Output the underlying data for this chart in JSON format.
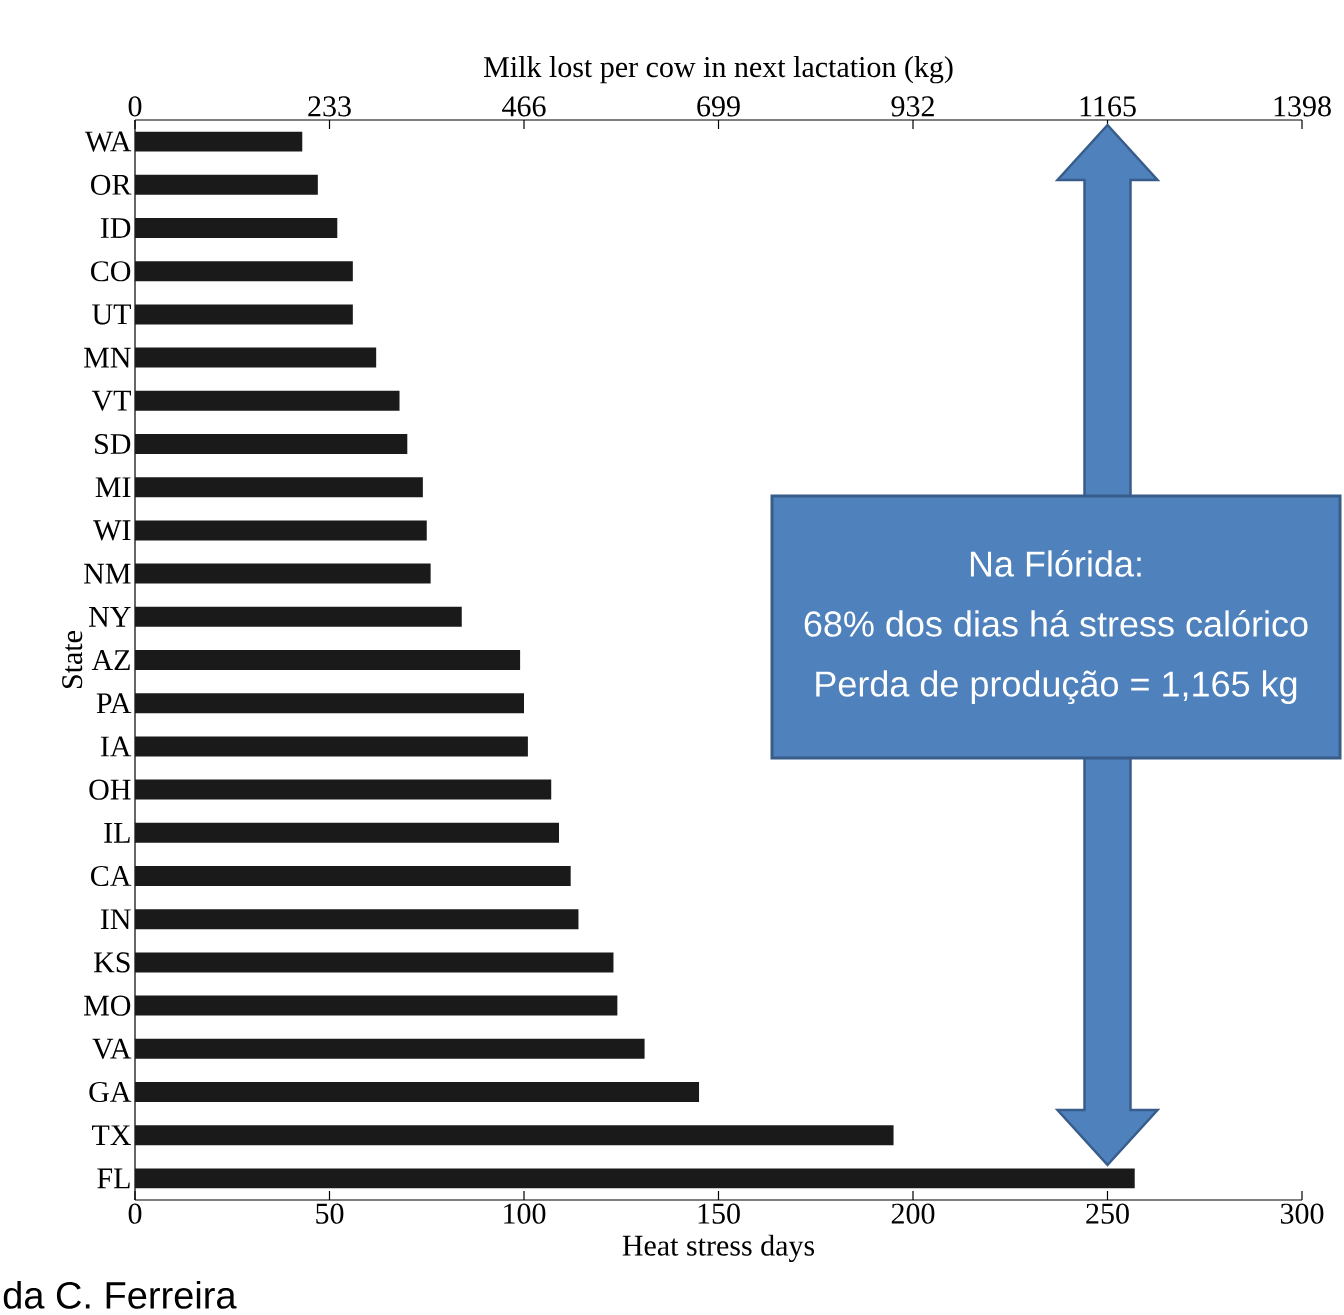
{
  "chart_data": {
    "type": "bar",
    "orientation": "horizontal",
    "categories": [
      "WA",
      "OR",
      "ID",
      "CO",
      "UT",
      "MN",
      "VT",
      "SD",
      "MI",
      "WI",
      "NM",
      "NY",
      "AZ",
      "PA",
      "IA",
      "OH",
      "IL",
      "CA",
      "IN",
      "KS",
      "MO",
      "VA",
      "GA",
      "TX",
      "FL"
    ],
    "values": [
      43,
      47,
      52,
      56,
      56,
      62,
      68,
      70,
      74,
      75,
      76,
      84,
      99,
      100,
      101,
      107,
      109,
      112,
      114,
      123,
      124,
      131,
      145,
      195,
      257
    ],
    "color": "#1a1a1a",
    "xlim": [
      0,
      300
    ],
    "xticks": [
      0,
      50,
      100,
      150,
      200,
      250,
      300
    ],
    "x2lim": [
      0,
      1398
    ],
    "x2ticks": [
      0,
      233,
      466,
      699,
      932,
      1165,
      1398
    ],
    "xlabel": "Heat stress days",
    "x2label": "Milk lost per cow in next lactation (kg)",
    "ylabel": "State",
    "annotations": [
      "Na Flórida:",
      "68% dos dias há stress calórico",
      "Perda de produção = 1,165 kg",
      "da C. Ferreira"
    ]
  }
}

────────────────────────────────────────

What is required: Leave the pictures out and output the rest of the listing exactly.

Output of the task:
Output the underlying data for this chart in JSON format.
{
  "chart_data": {
    "type": "bar",
    "orientation": "horizontal",
    "categories": [
      "WA",
      "OR",
      "ID",
      "CO",
      "UT",
      "MN",
      "VT",
      "SD",
      "MI",
      "WI",
      "NM",
      "NY",
      "AZ",
      "PA",
      "IA",
      "OH",
      "IL",
      "CA",
      "IN",
      "KS",
      "MO",
      "VA",
      "GA",
      "TX",
      "FL"
    ],
    "values": [
      43,
      47,
      52,
      56,
      56,
      62,
      68,
      70,
      74,
      75,
      76,
      84,
      99,
      100,
      101,
      107,
      109,
      112,
      114,
      123,
      124,
      131,
      145,
      195,
      257
    ],
    "color": "#1a1a1a",
    "xlim": [
      0,
      300
    ],
    "xticks": [
      0,
      50,
      100,
      150,
      200,
      250,
      300
    ],
    "x2lim": [
      0,
      1398
    ],
    "x2ticks": [
      0,
      233,
      466,
      699,
      932,
      1165,
      1398
    ],
    "xlabel": "Heat stress days",
    "x2label": "Milk lost per cow in next lactation (kg)",
    "ylabel": "State",
    "annotations": [
      "Na Flórida:",
      "68% dos dias há stress calórico",
      "Perda de produção = 1,165 kg",
      "da C. Ferreira"
    ]
  }
}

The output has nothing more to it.